- _What to do_: Return all of the lines below exactly as they are.

- _Record extracts_:
-=-=-=-=-

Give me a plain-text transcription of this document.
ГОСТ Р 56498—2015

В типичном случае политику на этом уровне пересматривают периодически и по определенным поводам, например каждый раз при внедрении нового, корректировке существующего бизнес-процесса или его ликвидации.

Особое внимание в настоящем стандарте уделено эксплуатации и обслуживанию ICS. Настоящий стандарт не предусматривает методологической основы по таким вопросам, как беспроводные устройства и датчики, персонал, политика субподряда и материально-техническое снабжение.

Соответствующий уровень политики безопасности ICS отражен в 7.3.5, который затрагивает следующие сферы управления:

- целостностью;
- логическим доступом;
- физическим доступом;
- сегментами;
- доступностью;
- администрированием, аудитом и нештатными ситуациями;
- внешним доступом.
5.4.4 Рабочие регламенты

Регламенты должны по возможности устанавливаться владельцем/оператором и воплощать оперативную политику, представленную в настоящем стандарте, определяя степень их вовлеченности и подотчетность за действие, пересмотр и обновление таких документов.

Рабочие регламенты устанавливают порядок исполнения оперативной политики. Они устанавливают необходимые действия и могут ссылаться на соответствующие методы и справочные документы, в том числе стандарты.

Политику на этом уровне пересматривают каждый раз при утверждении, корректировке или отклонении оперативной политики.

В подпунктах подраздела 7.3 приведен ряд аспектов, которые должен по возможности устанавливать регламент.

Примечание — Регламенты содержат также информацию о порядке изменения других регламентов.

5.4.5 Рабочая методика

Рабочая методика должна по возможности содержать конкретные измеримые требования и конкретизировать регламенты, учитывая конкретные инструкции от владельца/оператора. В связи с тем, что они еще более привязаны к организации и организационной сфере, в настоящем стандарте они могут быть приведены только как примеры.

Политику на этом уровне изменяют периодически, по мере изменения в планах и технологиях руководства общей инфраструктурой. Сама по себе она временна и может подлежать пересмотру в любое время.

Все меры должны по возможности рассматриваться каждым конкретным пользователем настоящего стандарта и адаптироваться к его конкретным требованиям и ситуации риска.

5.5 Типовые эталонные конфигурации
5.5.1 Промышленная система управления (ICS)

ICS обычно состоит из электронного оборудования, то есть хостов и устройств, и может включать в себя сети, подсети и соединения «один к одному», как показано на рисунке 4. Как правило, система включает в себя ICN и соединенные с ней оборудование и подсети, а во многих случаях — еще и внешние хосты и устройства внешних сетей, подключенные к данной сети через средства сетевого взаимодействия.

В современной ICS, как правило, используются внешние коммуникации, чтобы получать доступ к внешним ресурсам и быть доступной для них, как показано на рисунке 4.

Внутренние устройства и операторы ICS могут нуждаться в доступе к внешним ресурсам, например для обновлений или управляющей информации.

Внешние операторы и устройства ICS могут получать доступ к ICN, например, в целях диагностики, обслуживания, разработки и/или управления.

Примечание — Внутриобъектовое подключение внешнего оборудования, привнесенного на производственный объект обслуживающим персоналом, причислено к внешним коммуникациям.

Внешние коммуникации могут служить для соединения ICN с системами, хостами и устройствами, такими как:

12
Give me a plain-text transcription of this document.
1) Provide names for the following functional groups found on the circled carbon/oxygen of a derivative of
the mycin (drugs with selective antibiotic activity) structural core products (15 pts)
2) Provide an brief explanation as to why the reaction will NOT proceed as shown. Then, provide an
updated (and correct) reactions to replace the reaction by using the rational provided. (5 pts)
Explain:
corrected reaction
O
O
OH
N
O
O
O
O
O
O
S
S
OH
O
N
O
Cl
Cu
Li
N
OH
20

-=-=-=-=-

- _Final result_:
Give me a plain-text transcription of this document.
ГОСТ Р 56498—2015

В типичном случае политику на этом уровне пересматривают периодически и по определенным поводам, например каждый раз при внедрении нового, корректировке существующего бизнес-процесса или его ликвидации.

Особое внимание в настоящем стандарте уделено эксплуатации и обслуживанию ICS. Настоящий стандарт не предусматривает методологической основы по таким вопросам, как беспроводные устройства и датчики, персонал, политика субподряда и материально-техническое снабжение.

Соответствующий уровень политики безопасности ICS отражен в 7.3.5, который затрагивает следующие сферы управления:

- целостностью;
- логическим доступом;
- физическим доступом;
- сегментами;
- доступностью;
- администрированием, аудитом и нештатными ситуациями;
- внешним доступом.
5.4.4 Рабочие регламенты

Регламенты должны по возможности устанавливаться владельцем/оператором и воплощать оперативную политику, представленную в настоящем стандарте, определяя степень их вовлеченности и подотчетность за действие, пересмотр и обновление таких документов.

Рабочие регламенты устанавливают порядок исполнения оперативной политики. Они устанавливают необходимые действия и могут ссылаться на соответствующие методы и справочные документы, в том числе стандарты.

Политику на этом уровне пересматривают каждый раз при утверждении, корректировке или отклонении оперативной политики.

В подпунктах подраздела 7.3 приведен ряд аспектов, которые должен по возможности устанавливать регламент.

Примечание — Регламенты содержат также информацию о порядке изменения других регламентов.

5.4.5 Рабочая методика

Рабочая методика должна по возможности содержать конкретные измеримые требования и конкретизировать регламенты, учитывая конкретные инструкции от владельца/оператора. В связи с тем, что они еще более привязаны к организации и организационной сфере, в настоящем стандарте они могут быть приведены только как примеры.

Политику на этом уровне изменяют периодически, по мере изменения в планах и технологиях руководства общей инфраструктурой. Сама по себе она временна и может подлежать пересмотру в любое время.

Все меры должны по возможности рассматриваться каждым конкретным пользователем настоящего стандарта и адаптироваться к его конкретным требованиям и ситуации риска.

5.5 Типовые эталонные конфигурации
5.5.1 Промышленная система управления (ICS)

ICS обычно состоит из электронного оборудования, то есть хостов и устройств, и может включать в себя сети, подсети и соединения «один к одному», как показано на рисунке 4. Как правило, система включает в себя ICN и соединенные с ней оборудование и подсети, а во многих случаях — еще и внешние хосты и устройства внешних сетей, подключенные к данной сети через средства сетевого взаимодействия.

В современной ICS, как правило, используются внешние коммуникации, чтобы получать доступ к внешним ресурсам и быть доступной для них, как показано на рисунке 4.

Внутренние устройства и операторы ICS могут нуждаться в доступе к внешним ресурсам, например для обновлений или управляющей информации.

Внешние операторы и устройства ICS могут получать доступ к ICN, например, в целях диагностики, обслуживания, разработки и/или управления.

Примечание — Внутриобъектовое подключение внешнего оборудования, привнесенного на производственный объект обслуживающим персоналом, причислено к внешним коммуникациям.

Внешние коммуникации могут служить для соединения ICN с системами, хостами и устройствами, такими как:

12
Give me a plain-text transcription of this document.
1) Provide names for the following functional groups found on the circled carbon/oxygen of a derivative of
the mycin (drugs with selective antibiotic activity) structural core products (15 pts)
2) Provide an brief explanation as to why the reaction will NOT proceed as shown. Then, provide an
updated (and correct) reactions to replace the reaction by using the rational provided. (5 pts)
Explain:
corrected reaction
O
O
OH
N
O
O
O
O
O
O
S
S
OH
O
N
O
Cl
Cu
Li
N
OH
20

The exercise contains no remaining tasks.